_GOAL_
Copy out all lines that hold "this".

(Stored records)
____________

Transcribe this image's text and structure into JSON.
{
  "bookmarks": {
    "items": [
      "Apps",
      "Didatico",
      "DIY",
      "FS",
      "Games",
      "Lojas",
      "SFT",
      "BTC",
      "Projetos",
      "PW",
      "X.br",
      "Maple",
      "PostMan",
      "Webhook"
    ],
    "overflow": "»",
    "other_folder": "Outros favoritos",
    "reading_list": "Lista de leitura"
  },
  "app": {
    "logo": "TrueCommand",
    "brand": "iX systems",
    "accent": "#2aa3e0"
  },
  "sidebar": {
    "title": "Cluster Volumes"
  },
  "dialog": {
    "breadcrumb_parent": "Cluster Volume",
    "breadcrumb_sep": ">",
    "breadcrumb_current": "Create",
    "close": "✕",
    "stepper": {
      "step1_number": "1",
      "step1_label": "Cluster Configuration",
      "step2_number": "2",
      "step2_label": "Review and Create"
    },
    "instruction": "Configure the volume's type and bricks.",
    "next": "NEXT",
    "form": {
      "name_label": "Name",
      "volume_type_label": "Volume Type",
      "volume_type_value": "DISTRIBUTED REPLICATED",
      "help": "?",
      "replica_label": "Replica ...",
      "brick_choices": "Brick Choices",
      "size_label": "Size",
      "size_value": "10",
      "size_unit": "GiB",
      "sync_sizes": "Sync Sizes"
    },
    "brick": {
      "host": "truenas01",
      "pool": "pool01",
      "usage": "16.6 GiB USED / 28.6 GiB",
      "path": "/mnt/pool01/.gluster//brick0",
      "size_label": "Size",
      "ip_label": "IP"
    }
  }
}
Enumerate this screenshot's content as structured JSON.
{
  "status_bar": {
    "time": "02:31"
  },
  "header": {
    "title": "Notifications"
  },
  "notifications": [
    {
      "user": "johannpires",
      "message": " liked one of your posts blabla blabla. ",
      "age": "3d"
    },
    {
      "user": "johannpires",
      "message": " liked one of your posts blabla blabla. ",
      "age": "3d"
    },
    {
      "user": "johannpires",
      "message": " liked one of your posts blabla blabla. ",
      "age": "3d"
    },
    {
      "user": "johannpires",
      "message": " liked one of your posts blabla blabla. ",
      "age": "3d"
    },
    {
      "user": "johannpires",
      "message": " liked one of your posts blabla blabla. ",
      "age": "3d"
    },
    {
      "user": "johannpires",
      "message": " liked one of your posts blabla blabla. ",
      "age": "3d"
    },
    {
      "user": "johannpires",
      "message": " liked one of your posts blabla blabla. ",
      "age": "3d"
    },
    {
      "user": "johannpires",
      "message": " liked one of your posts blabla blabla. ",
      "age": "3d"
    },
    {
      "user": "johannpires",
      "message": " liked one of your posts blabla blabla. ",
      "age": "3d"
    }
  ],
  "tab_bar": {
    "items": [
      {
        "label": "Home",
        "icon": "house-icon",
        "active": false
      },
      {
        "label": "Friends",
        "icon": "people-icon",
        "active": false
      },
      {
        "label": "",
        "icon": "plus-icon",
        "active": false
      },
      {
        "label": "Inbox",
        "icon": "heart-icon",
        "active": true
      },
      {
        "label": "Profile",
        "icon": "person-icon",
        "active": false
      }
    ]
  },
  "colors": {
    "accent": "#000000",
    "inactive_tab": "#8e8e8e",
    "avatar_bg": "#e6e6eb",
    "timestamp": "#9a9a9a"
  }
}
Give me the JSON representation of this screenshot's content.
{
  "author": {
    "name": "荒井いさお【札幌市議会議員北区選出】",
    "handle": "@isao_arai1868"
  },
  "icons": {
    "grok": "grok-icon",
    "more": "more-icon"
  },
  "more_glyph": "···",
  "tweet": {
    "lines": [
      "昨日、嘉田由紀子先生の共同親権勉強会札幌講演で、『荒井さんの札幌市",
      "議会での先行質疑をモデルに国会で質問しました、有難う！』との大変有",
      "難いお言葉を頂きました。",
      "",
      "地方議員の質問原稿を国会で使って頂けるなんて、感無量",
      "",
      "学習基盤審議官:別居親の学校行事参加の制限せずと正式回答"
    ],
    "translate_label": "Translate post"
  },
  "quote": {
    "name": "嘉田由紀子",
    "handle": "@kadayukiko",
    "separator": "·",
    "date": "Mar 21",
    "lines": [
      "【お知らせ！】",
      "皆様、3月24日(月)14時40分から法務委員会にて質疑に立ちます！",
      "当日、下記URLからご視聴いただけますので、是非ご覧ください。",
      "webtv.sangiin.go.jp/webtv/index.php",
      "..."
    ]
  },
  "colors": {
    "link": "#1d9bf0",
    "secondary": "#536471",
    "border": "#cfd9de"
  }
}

____________

_RESULT OF THE EXERCISE_
Transcribe this image's text and structure into JSON.
Enumerate this screenshot's content as structured JSON.
Give me the JSON representation of this screenshot's content.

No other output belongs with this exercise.